◆ **The request**
Write out the passage on time-series features below word for word, from "The cluster represents" to "in oil prices.".

◆ **Text extract**
Time-based features such as the day of the week, the month of the year, holiday indicators, seasonality, and other time-related patterns can be valuable for predictions. For instance, if certain products tend to have higher average sales on weekends, incorporating the day of the week as a feature can improve the accuracy of the forecasting model.

In this tutorial, we will walk through examples of these feature types for a well-known time series dataset and discuss using pandas and SQL to manually create these features. The feature definitions we are discussing are common in many time series problems, and the code we provide can certainly be leveraged for other time series modeling projects.

Dataset

We are using the Store Sales – Time Series Forecasting competition on Kaggle (https://www.kaggle.com/competitions/store-sales-time-series-forecasting). The competition aims to build a model to predict the sales for the items in the test dataset.

The Train dataset contains the following columns:

Date: The date of the sale.
Store: The store where the sale took place.
Item: The item that was sold.
Promotion: Whether or not a promotion was active for the item on the date of the sale.
Sales: gives the total sales for a product family at a particular store at a given date.

The Kaggle competition data consists of several data source CSV files, including stores.csv, oil.csv, and holidays_events.csv.

Stores:

Contains metadata about different stores.
Includes city, state, type, and cluster information.
The cluster represents a grouping of similar stores.

Oil:

Provides daily oil prices.
Includes values for both the train and test data timeframes.
The dataset mentions that Ecuador, the country in focus, is highly dependent on oil, and its economic health is vulnerable to shocks in oil prices.

Holidays_events:

Contains information about holidays and events and associated metadata.
Pay attention to the “transferred” column.
If a holiday is marked as transferred, it means it officially falls on a specific calendar day but was moved to another date by the government.

We aim to build a machine-learning model to predict the Sales column for the items in the test dataset. We must first develop time series features from this complex relational dataset to do that.

Four Important Types of Time-Series Features

In the following sections, we will create four key features to enhance forecasting models in this Store Sales – Time Series use case.

First, we will incorporate lag features, including the sales figures from the prior day and two days prior. These features capture the influence of past sales on current values and help identify seasonality and trends.
Next, we will utilize window features by calculating rolling means for the past 14 and 28 days. This approach, performed separately for each product and store segment, enables us to smooth out noise and highlight underlying trends, providing valuable insights into long-term patterns and potential shifts.
Time-based features are crucial for this type of sales forecasting model, given the impact of weekends and holidays on store sales. In this case, we will explore the presence of higher sales volumes on weekends by creating a feature that identifies the day of the week and flags weekends. This time-based pattern recognition allows us to capture temporal dynamics influencing sales behavior.

◆ **Material supplied**
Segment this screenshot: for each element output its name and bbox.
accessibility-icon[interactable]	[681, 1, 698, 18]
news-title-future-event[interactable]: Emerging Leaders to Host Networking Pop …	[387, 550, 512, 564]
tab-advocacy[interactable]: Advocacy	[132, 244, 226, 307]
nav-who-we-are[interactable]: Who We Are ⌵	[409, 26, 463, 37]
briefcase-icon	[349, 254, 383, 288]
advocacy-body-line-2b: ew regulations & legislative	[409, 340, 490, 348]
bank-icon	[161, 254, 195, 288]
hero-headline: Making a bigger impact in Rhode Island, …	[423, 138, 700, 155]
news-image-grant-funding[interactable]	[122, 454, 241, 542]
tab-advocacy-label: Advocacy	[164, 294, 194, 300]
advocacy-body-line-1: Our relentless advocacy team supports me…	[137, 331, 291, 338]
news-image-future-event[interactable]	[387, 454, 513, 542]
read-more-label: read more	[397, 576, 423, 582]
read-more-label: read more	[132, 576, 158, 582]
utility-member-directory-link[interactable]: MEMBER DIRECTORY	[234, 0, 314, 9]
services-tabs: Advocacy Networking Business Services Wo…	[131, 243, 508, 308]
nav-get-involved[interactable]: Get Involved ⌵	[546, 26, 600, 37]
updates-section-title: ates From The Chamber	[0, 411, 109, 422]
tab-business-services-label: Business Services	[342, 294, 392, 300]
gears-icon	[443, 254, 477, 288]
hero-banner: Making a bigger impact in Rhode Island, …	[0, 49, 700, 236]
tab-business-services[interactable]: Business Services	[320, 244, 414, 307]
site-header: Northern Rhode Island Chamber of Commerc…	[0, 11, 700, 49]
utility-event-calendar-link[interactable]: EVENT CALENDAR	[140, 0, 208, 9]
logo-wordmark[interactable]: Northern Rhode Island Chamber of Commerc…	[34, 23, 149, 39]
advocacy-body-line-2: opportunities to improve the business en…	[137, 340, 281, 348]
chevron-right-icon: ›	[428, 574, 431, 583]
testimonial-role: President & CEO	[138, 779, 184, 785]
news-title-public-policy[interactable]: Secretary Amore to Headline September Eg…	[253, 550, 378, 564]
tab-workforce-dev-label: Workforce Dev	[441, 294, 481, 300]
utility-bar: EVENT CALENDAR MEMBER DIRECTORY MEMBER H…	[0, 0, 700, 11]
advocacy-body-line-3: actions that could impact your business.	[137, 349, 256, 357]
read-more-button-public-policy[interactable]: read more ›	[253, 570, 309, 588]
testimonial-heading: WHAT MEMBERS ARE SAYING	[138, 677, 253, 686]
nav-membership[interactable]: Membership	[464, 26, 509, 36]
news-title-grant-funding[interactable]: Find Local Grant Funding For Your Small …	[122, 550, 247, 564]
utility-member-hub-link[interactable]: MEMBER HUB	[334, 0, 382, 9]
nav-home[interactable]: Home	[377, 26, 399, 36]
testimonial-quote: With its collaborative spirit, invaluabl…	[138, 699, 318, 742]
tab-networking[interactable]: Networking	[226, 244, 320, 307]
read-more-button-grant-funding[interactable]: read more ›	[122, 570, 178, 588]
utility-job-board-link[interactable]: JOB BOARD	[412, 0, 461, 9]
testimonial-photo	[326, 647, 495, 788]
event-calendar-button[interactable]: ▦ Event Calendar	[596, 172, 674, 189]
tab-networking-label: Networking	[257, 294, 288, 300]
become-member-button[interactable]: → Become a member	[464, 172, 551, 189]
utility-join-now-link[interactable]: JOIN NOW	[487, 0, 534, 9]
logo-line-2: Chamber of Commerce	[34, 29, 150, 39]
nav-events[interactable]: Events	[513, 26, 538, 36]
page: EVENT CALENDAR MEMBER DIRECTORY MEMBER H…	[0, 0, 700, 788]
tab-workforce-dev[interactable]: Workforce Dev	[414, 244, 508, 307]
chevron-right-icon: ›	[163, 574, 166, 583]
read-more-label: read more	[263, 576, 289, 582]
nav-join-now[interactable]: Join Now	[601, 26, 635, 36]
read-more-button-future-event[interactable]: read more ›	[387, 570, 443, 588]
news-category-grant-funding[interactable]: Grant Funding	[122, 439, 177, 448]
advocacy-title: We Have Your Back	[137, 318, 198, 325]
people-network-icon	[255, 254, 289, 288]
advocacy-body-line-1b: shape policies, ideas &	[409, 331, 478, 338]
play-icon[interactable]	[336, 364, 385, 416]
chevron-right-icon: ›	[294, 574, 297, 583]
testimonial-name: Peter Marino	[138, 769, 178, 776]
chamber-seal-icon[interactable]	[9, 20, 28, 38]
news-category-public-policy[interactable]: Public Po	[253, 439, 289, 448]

◆ **Output of the exercise**
The cluster represents a grouping of similar stores.

Oil:

Provides daily oil prices.
Includes values for both the train and test data timeframes.
The dataset mentions that Ecuador, the country in focus, is highly dependent on oil, and its economic health is vulnerable to shocks in oil prices.